*WHAT YOU ARE ASKED TO DO:* Using the listing below, report all lines holding the word "Синнер".

*DATA SUPPLIED:*

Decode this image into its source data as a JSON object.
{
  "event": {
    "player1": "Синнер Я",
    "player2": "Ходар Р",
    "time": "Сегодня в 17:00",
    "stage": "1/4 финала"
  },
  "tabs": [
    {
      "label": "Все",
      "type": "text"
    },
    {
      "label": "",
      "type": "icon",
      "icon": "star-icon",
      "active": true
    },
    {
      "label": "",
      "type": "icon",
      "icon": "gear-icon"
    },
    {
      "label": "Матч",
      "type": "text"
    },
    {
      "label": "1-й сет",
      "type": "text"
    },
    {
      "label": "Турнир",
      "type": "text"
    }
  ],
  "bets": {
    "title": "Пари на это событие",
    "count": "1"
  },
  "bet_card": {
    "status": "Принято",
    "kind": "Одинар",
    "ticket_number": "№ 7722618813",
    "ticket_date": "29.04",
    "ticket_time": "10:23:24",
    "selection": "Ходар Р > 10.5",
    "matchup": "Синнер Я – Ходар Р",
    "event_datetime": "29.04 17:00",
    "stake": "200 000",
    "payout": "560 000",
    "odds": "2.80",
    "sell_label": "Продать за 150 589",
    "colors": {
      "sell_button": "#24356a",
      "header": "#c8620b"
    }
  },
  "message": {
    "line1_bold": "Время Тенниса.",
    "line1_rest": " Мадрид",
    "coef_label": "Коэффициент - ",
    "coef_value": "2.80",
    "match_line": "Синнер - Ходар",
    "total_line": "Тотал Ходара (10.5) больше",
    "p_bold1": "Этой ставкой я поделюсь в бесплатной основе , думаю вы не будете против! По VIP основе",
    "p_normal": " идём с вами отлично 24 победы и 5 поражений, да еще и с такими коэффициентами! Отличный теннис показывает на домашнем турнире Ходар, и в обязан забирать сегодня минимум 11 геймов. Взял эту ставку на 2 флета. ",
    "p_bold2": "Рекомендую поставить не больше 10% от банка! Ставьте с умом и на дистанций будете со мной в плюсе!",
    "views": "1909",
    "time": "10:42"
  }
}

*TASK RESULT:*
    "player1": "Синнер Я",
    "matchup": "Синнер Я – Ходар Р",
    "match_line": "Синнер - Ходар",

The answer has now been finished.